To be done:
Copy each line containing the word "taokhongcute" from the records that follow, please.

Excerpted records:
— START —

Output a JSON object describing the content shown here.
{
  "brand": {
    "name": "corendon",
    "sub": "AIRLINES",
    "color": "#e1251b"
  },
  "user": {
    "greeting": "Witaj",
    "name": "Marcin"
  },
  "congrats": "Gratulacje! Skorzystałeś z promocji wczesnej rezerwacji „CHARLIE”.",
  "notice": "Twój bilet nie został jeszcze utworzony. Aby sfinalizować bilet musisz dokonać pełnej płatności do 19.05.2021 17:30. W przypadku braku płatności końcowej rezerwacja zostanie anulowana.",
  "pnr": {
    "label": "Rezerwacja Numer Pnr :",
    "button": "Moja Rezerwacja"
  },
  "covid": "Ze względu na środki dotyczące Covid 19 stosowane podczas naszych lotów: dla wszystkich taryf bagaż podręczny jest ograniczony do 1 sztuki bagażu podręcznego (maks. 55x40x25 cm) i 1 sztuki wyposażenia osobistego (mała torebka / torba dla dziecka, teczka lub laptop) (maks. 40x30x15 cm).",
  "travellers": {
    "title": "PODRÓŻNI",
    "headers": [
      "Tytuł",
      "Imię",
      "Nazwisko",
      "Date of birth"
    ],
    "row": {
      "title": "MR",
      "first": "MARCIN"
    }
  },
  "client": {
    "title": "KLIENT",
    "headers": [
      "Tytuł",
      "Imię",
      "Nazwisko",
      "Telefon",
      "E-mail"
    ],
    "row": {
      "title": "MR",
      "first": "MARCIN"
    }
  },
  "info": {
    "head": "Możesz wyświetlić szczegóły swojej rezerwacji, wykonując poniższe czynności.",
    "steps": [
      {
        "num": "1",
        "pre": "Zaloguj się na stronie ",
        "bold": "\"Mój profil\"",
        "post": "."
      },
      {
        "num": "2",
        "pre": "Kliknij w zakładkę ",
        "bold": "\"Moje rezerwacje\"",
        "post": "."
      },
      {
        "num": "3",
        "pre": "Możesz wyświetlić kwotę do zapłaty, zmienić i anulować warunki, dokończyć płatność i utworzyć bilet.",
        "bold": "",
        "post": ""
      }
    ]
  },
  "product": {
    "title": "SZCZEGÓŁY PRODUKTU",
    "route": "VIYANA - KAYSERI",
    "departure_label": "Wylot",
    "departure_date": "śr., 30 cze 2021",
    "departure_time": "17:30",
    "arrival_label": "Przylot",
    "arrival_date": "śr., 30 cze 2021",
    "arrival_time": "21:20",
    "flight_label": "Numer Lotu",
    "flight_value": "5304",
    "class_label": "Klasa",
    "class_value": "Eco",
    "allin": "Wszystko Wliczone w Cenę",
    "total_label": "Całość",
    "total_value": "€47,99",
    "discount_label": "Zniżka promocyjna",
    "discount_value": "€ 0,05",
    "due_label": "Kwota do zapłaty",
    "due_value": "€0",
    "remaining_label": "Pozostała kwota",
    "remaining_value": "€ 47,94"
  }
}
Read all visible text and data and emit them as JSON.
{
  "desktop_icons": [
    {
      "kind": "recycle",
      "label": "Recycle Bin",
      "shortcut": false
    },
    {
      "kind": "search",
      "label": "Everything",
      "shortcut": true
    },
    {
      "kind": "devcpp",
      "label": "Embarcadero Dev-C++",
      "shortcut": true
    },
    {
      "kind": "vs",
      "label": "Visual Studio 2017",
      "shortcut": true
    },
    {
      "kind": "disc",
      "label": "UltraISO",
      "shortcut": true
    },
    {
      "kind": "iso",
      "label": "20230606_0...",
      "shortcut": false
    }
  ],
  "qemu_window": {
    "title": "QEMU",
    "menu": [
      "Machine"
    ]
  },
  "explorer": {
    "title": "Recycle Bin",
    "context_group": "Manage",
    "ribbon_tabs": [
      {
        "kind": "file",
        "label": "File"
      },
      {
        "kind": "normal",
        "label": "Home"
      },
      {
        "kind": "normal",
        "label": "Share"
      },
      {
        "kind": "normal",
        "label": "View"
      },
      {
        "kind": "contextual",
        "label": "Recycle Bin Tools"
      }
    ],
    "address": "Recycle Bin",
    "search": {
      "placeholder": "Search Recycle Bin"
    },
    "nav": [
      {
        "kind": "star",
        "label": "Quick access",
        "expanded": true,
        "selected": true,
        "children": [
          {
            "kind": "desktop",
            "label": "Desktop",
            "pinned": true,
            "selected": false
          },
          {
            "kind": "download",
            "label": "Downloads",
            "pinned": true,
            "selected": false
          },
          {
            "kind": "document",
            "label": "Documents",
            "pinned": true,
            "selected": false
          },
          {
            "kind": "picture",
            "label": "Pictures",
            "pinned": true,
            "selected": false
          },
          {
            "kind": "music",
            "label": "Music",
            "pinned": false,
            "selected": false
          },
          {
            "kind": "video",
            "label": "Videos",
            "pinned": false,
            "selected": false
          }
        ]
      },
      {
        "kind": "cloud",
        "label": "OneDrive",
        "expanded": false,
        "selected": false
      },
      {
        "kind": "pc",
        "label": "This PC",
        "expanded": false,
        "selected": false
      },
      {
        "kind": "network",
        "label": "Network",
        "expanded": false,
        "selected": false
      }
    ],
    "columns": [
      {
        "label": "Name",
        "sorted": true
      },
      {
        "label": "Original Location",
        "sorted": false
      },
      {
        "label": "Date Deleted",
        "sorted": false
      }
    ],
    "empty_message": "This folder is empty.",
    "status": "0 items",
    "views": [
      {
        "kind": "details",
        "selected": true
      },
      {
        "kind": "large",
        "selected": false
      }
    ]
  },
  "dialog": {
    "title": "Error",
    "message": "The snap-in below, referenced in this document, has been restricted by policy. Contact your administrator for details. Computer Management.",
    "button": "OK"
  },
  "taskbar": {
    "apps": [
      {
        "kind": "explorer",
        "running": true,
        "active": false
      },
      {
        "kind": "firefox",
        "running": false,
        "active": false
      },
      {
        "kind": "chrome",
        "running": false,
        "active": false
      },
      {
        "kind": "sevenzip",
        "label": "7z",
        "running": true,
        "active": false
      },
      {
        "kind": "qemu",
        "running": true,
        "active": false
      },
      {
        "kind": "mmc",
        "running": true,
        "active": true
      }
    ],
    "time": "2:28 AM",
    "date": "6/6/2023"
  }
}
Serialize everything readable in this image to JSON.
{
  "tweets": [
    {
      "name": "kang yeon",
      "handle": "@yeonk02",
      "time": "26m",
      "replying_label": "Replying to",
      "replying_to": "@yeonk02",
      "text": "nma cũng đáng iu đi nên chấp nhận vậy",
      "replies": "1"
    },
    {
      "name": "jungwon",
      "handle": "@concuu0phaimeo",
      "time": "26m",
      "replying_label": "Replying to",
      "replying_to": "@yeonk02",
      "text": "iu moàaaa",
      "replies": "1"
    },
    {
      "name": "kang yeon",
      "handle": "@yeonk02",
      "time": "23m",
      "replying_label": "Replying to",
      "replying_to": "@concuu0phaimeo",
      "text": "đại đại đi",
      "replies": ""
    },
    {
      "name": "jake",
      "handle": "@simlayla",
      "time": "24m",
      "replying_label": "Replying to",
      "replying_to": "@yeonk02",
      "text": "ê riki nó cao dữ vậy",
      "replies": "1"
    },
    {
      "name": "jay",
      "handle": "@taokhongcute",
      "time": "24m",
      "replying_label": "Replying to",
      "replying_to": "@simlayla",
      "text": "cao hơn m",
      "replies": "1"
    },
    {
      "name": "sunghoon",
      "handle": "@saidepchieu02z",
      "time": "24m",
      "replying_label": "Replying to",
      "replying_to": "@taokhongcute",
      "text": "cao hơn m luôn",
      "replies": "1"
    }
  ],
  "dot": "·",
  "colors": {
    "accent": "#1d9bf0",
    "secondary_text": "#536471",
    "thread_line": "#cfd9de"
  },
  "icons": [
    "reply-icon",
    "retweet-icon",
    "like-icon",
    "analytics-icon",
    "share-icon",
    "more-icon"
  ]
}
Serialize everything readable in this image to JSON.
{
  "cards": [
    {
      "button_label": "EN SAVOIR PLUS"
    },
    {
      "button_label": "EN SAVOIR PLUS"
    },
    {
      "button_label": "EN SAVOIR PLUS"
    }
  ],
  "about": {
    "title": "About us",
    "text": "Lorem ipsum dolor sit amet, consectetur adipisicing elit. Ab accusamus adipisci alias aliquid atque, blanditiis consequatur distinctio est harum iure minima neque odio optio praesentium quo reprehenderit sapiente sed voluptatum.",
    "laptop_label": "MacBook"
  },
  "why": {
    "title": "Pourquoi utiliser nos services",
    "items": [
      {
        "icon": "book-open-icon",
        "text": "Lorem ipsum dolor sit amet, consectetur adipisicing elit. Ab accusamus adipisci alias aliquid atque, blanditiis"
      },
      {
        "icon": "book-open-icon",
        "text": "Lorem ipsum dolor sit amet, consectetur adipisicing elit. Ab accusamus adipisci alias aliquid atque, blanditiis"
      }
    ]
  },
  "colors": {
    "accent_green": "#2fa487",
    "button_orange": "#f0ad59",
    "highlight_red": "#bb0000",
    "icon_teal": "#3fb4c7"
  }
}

— END —

Exercise answer:
      "handle": "@taokhongcute",
      "replying_to": "@taokhongcute",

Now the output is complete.